**What is needed:** Copy out each line of the material in which the word "name" appears.
## start Information given
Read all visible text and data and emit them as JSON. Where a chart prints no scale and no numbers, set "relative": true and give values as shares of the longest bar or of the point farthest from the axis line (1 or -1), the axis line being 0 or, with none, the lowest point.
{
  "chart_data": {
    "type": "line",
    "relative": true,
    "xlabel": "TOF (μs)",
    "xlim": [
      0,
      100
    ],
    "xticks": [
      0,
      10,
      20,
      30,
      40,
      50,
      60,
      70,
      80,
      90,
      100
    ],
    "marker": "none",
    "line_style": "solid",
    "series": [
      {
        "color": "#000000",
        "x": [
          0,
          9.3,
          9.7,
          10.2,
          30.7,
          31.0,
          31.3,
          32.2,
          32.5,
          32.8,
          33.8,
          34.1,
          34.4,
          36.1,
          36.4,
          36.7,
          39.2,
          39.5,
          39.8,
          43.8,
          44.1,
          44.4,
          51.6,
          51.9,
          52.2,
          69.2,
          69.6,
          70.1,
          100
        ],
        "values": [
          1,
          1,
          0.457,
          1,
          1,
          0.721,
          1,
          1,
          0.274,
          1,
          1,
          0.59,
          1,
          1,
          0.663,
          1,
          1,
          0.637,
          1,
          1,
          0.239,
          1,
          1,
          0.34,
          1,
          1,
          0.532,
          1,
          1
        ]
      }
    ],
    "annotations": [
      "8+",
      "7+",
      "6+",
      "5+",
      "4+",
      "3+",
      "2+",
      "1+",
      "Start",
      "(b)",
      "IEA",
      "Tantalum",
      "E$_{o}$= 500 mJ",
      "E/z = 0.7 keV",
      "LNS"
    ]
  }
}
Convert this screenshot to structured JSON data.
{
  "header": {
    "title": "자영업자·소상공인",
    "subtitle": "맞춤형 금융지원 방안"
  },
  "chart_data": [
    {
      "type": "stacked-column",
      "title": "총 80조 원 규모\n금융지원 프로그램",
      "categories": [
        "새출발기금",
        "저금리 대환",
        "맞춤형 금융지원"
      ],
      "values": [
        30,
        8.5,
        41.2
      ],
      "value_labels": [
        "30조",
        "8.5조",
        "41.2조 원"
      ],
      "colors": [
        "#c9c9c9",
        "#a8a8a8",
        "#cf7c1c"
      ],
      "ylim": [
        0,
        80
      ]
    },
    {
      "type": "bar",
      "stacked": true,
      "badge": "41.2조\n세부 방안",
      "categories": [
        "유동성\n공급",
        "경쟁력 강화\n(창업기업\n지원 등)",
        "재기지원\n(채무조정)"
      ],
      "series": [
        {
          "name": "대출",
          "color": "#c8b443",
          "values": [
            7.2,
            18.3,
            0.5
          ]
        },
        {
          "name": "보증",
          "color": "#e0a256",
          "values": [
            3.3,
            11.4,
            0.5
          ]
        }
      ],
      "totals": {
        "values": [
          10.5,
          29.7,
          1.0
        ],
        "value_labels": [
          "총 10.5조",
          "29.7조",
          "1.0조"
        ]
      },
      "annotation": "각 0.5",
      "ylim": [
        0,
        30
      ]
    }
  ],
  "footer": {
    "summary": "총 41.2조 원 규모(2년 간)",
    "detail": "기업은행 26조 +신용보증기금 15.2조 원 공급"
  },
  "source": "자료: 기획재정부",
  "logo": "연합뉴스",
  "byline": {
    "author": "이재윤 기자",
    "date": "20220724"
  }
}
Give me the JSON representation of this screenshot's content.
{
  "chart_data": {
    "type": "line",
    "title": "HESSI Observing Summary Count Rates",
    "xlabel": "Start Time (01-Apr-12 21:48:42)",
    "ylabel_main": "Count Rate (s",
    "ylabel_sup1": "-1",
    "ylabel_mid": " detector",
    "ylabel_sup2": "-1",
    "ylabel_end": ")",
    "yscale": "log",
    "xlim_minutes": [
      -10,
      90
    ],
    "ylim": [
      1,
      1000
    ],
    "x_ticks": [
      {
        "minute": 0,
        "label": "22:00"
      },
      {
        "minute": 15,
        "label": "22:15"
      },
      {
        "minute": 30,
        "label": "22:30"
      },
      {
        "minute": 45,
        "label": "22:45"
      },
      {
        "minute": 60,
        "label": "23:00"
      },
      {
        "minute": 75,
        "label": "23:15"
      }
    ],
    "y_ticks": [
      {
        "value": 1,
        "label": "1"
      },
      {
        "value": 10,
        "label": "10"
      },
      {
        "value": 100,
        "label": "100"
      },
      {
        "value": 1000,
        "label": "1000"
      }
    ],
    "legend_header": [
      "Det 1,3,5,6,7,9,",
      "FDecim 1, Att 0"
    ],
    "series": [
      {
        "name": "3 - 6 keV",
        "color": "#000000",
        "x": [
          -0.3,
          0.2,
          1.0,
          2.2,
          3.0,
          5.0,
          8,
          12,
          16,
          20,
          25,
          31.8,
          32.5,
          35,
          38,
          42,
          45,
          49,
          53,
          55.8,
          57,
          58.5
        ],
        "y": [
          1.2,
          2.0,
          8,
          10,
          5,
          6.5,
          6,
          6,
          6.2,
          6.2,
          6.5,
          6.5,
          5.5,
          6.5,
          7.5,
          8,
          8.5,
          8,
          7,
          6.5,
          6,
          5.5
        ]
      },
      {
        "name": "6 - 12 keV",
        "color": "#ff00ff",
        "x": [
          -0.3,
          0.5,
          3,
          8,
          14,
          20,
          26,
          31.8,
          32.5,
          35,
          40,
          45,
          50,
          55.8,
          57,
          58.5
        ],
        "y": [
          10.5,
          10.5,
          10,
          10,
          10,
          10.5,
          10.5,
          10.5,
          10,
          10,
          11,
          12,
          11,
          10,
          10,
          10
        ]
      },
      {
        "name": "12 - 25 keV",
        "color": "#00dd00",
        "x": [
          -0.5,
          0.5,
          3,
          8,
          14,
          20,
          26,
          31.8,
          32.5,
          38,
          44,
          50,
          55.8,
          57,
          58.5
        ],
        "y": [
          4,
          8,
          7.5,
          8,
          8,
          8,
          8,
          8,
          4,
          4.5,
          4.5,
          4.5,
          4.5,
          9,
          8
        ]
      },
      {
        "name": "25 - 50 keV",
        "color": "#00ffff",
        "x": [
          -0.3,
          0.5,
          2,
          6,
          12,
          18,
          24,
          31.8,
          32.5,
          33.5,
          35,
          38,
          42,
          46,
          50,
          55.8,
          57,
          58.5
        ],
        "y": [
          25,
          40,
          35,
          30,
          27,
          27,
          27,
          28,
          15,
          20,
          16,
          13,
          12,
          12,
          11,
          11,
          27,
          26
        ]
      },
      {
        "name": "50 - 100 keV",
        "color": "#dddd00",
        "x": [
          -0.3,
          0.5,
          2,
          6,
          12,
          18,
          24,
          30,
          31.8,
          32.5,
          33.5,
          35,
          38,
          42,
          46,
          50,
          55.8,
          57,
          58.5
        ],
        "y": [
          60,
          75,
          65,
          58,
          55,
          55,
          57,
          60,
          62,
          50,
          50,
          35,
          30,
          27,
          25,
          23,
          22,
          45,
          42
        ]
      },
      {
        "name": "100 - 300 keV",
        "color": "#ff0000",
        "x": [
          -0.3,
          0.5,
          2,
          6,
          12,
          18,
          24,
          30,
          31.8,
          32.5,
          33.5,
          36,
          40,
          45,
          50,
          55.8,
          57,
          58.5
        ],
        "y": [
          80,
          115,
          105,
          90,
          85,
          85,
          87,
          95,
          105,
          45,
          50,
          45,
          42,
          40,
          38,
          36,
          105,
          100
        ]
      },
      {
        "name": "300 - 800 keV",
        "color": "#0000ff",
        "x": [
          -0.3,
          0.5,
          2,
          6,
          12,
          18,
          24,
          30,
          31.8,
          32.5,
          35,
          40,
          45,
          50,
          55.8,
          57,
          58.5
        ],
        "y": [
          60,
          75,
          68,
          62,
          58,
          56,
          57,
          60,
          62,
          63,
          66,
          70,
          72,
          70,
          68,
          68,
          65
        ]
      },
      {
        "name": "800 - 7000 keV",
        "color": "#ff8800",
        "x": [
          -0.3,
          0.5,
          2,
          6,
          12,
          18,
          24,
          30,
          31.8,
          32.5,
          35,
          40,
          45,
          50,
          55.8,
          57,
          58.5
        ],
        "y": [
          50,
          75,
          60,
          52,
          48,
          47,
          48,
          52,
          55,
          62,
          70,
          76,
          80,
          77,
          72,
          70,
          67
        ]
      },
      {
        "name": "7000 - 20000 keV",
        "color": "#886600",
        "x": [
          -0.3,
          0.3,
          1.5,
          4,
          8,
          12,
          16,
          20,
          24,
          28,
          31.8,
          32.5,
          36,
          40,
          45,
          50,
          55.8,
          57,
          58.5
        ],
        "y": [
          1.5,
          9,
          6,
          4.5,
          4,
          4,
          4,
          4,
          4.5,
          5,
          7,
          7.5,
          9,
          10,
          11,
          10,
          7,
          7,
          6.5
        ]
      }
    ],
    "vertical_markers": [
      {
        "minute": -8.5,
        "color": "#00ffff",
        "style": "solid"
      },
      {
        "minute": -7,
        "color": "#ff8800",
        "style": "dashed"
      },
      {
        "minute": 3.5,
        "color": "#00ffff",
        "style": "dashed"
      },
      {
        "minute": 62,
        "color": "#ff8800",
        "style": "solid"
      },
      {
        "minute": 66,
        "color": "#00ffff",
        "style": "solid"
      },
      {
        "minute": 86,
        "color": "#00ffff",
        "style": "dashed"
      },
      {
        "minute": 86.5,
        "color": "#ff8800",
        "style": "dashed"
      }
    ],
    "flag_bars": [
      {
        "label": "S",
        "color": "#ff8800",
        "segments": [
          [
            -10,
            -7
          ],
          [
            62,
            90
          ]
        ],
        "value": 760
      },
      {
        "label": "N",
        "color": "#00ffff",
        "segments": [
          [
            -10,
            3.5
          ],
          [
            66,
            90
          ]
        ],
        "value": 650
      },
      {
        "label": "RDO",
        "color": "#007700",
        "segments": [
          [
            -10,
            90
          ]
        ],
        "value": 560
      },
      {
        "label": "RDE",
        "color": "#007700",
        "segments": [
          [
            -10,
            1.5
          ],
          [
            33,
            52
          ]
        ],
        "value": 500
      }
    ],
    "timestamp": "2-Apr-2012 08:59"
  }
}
## end Information given
**Reply:**
          "name": "대출",
          "name": "보증",
        "name": "3 - 6 keV",
        "name": "6 - 12 keV",
        "name": "12 - 25 keV",
        "name": "25 - 50 keV",
        "name": "50 - 100 keV",
        "name": "100 - 300 keV",
        "name": "300 - 800 keV",
        "name": "800 - 7000 keV",
        "name": "7000 - 20000 keV",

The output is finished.